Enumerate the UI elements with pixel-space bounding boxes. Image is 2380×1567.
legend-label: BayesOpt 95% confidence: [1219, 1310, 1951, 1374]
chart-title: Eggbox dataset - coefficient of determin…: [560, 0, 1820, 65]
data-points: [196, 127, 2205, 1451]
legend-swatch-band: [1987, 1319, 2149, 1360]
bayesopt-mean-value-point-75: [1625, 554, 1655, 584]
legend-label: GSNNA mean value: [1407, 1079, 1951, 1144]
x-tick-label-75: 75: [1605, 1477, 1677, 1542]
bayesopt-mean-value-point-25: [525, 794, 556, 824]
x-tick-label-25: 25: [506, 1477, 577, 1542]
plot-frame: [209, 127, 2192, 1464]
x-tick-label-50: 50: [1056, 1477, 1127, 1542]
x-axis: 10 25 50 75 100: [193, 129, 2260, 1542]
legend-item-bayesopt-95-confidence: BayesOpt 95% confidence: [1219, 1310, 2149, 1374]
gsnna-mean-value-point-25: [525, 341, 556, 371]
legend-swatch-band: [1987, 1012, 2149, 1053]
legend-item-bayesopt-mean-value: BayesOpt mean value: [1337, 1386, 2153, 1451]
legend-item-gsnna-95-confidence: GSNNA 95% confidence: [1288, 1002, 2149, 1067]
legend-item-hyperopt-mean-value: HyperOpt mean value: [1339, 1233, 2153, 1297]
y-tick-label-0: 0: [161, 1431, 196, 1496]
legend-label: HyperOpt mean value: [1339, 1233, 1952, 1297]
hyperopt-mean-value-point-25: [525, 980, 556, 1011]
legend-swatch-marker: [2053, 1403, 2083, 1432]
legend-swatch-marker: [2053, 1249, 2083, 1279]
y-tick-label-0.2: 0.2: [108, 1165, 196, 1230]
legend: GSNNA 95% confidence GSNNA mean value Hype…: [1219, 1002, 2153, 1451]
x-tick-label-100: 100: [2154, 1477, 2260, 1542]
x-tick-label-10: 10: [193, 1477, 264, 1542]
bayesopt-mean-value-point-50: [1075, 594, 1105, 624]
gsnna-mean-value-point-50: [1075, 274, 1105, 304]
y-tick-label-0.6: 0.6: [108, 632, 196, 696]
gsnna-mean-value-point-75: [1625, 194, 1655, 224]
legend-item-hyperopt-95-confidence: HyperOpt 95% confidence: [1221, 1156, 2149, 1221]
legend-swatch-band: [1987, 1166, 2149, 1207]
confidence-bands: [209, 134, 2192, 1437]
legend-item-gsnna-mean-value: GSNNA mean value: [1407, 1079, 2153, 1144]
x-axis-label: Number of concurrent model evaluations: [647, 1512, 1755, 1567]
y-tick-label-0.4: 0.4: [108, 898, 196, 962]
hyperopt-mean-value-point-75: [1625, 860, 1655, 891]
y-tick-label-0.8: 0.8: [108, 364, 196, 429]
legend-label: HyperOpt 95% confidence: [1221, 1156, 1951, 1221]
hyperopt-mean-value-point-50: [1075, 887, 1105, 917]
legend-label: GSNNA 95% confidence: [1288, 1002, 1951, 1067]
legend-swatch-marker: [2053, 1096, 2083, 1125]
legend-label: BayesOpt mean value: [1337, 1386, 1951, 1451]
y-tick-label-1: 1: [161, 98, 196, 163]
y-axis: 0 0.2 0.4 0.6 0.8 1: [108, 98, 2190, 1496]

REQUIREMENT:
Copy the records above line for line, exactly as they appear.

RESULT:
Enumerate the UI elements with pixel-space bounding boxes. Image is 2380×1567.
legend-label: BayesOpt 95% confidence: [1219, 1310, 1951, 1374]
chart-title: Eggbox dataset - coefficient of determin…: [560, 0, 1820, 65]
data-points: [196, 127, 2205, 1451]
legend-swatch-band: [1987, 1319, 2149, 1360]
bayesopt-mean-value-point-75: [1625, 554, 1655, 584]
legend-label: GSNNA mean value: [1407, 1079, 1951, 1144]
x-tick-label-75: 75: [1605, 1477, 1677, 1542]
bayesopt-mean-value-point-25: [525, 794, 556, 824]
x-tick-label-25: 25: [506, 1477, 577, 1542]
plot-frame: [209, 127, 2192, 1464]
x-tick-label-50: 50: [1056, 1477, 1127, 1542]
x-axis: 10 25 50 75 100: [193, 129, 2260, 1542]
legend-item-bayesopt-95-confidence: BayesOpt 95% confidence: [1219, 1310, 2149, 1374]
gsnna-mean-value-point-25: [525, 341, 556, 371]
legend-swatch-band: [1987, 1012, 2149, 1053]
legend-item-bayesopt-mean-value: BayesOpt mean value: [1337, 1386, 2153, 1451]
legend-item-gsnna-95-confidence: GSNNA 95% confidence: [1288, 1002, 2149, 1067]
legend-item-hyperopt-mean-value: HyperOpt mean value: [1339, 1233, 2153, 1297]
y-tick-label-0: 0: [161, 1431, 196, 1496]
legend-label: HyperOpt mean value: [1339, 1233, 1952, 1297]
hyperopt-mean-value-point-25: [525, 980, 556, 1011]
legend-swatch-marker: [2053, 1403, 2083, 1432]
legend-swatch-marker: [2053, 1249, 2083, 1279]
y-tick-label-0.2: 0.2: [108, 1165, 196, 1230]
legend: GSNNA 95% confidence GSNNA mean value Hype…: [1219, 1002, 2153, 1451]
x-tick-label-100: 100: [2154, 1477, 2260, 1542]
x-tick-label-10: 10: [193, 1477, 264, 1542]
bayesopt-mean-value-point-50: [1075, 594, 1105, 624]
gsnna-mean-value-point-50: [1075, 274, 1105, 304]
y-tick-label-0.6: 0.6: [108, 632, 196, 696]
gsnna-mean-value-point-75: [1625, 194, 1655, 224]
legend-item-hyperopt-95-confidence: HyperOpt 95% confidence: [1221, 1156, 2149, 1221]
legend-swatch-band: [1987, 1166, 2149, 1207]
confidence-bands: [209, 134, 2192, 1437]
legend-item-gsnna-mean-value: GSNNA mean value: [1407, 1079, 2153, 1144]
x-axis-label: Number of concurrent model evaluations: [647, 1512, 1755, 1567]
y-tick-label-0.4: 0.4: [108, 898, 196, 962]
hyperopt-mean-value-point-75: [1625, 860, 1655, 891]
y-tick-label-0.8: 0.8: [108, 364, 196, 429]
legend-label: HyperOpt 95% confidence: [1221, 1156, 1951, 1221]
hyperopt-mean-value-point-50: [1075, 887, 1105, 917]
legend-label: GSNNA 95% confidence: [1288, 1002, 1951, 1067]
legend-swatch-marker: [2053, 1096, 2083, 1125]
legend-label: BayesOpt mean value: [1337, 1386, 1951, 1451]
y-tick-label-1: 1: [161, 98, 196, 163]
y-axis: 0 0.2 0.4 0.6 0.8 1: [108, 98, 2190, 1496]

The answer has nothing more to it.